Saved data entries:
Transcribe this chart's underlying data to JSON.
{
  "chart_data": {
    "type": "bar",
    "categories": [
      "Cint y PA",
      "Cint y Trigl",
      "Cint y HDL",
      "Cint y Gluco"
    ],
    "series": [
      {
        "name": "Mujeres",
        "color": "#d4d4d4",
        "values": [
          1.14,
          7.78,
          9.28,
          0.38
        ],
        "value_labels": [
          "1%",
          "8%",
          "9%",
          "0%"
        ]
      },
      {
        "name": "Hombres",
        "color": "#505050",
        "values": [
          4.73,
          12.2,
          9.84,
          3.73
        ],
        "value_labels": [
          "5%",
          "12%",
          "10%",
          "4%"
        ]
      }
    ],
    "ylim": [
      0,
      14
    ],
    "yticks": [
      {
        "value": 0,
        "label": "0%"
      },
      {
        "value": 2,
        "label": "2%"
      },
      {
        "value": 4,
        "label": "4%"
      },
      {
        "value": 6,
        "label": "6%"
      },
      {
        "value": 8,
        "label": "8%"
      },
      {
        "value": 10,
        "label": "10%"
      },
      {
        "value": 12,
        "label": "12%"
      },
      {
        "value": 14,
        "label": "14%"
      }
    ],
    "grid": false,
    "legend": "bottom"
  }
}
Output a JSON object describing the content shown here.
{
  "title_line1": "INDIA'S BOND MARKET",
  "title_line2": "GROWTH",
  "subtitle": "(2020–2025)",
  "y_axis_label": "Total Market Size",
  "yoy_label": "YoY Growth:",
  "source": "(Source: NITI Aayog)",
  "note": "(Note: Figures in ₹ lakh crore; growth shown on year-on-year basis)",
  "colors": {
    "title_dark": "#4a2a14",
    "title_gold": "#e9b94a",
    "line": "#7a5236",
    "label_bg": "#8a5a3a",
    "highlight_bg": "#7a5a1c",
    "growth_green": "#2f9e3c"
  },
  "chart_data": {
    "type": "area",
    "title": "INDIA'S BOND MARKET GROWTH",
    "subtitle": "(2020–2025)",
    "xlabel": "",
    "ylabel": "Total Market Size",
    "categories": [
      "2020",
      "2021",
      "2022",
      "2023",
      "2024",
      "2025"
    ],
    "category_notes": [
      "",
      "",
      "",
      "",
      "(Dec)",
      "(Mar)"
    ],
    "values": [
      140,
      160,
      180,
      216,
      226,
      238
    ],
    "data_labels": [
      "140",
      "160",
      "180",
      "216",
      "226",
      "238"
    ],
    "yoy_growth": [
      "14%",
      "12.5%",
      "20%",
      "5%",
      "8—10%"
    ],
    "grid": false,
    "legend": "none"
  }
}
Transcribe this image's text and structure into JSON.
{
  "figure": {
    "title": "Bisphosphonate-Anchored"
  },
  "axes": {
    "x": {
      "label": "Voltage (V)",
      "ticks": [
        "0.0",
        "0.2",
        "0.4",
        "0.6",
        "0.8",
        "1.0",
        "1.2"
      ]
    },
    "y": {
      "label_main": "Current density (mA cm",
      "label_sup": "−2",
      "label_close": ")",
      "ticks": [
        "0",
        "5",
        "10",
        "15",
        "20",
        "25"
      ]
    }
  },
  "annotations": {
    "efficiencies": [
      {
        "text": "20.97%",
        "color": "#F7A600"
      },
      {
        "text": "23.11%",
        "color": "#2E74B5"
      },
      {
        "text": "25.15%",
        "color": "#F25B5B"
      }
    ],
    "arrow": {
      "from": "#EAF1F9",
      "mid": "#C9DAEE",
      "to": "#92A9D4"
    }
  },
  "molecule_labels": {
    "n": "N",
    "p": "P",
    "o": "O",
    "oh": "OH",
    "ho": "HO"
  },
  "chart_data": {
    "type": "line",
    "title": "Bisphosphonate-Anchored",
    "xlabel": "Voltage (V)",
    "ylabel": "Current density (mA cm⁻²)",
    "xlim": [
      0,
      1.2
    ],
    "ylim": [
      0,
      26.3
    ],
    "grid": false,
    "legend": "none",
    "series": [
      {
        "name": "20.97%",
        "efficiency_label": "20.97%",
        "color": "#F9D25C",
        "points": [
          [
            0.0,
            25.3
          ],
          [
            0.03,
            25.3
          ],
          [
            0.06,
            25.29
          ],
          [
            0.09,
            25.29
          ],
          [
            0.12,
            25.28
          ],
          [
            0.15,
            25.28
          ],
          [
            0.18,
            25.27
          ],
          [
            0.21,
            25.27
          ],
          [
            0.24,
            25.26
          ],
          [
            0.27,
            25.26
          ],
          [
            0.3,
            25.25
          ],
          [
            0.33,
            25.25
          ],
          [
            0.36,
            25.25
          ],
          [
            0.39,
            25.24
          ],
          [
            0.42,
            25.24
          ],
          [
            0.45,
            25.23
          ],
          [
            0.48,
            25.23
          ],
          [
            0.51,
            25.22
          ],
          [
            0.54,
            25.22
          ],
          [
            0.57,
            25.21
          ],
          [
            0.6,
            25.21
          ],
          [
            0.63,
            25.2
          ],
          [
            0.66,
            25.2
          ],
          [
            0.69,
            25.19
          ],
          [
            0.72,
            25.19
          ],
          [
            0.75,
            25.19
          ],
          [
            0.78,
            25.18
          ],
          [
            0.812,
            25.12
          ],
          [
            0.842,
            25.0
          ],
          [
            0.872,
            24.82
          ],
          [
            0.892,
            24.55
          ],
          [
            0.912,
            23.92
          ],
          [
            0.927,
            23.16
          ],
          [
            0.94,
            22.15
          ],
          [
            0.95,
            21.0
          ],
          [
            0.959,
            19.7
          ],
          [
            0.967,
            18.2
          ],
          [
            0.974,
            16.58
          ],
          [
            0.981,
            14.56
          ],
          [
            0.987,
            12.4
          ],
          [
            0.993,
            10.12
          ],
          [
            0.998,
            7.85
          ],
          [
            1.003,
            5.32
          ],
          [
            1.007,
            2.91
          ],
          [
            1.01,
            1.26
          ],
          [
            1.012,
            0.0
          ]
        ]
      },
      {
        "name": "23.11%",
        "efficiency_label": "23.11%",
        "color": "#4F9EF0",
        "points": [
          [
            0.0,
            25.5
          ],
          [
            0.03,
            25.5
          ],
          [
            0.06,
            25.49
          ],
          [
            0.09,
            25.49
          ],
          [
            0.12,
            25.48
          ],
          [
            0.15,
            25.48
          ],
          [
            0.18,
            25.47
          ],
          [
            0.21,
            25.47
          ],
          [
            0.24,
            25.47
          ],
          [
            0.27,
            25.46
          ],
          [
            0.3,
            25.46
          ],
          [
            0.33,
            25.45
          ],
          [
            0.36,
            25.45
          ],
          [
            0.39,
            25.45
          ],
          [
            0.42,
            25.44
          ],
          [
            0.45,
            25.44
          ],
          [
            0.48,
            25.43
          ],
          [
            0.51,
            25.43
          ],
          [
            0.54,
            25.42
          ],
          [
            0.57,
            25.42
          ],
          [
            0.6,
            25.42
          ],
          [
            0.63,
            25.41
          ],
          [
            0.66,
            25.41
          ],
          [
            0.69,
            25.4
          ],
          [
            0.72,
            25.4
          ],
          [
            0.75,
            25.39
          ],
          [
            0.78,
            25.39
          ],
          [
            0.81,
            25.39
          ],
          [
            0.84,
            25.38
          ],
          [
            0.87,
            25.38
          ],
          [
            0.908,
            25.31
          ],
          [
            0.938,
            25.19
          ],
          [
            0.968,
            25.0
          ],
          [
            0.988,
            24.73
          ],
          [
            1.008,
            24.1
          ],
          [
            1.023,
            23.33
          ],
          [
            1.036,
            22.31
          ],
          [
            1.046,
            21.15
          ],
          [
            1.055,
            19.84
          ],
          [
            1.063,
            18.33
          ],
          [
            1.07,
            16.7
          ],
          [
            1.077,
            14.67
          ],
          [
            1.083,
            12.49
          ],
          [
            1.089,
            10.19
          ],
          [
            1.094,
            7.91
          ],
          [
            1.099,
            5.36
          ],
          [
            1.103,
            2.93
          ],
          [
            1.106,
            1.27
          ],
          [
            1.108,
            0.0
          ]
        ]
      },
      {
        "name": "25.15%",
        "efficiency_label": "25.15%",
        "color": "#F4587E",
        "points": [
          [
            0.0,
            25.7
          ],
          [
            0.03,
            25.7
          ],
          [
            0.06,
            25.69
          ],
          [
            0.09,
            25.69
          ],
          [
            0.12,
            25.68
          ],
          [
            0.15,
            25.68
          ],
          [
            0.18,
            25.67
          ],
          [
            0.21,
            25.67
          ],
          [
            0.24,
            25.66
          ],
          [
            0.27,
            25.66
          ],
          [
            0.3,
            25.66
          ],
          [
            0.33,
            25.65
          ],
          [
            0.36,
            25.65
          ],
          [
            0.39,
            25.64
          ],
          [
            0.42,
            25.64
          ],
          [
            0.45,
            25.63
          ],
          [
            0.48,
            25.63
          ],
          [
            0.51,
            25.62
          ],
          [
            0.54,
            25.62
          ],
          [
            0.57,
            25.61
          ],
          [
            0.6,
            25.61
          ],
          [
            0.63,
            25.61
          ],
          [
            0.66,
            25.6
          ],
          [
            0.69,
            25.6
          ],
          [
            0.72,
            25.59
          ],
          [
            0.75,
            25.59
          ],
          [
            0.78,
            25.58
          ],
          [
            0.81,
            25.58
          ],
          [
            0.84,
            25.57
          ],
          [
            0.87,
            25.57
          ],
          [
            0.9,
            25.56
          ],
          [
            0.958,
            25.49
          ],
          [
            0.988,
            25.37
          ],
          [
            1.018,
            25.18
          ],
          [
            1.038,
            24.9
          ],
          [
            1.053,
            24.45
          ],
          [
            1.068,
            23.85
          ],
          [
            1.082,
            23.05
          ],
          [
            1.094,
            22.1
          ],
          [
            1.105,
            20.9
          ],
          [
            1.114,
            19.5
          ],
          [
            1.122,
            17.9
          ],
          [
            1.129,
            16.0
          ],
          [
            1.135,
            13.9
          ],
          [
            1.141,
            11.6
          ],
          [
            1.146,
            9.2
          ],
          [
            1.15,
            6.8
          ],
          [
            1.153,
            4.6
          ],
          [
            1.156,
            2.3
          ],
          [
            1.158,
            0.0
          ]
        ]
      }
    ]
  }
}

_PROBLEM REQUIREMENTS:_ What is the number of lines in the records above that include the word "Anchored"? Reply with that number and nothing more.

_WORKED ANSWER:_ 2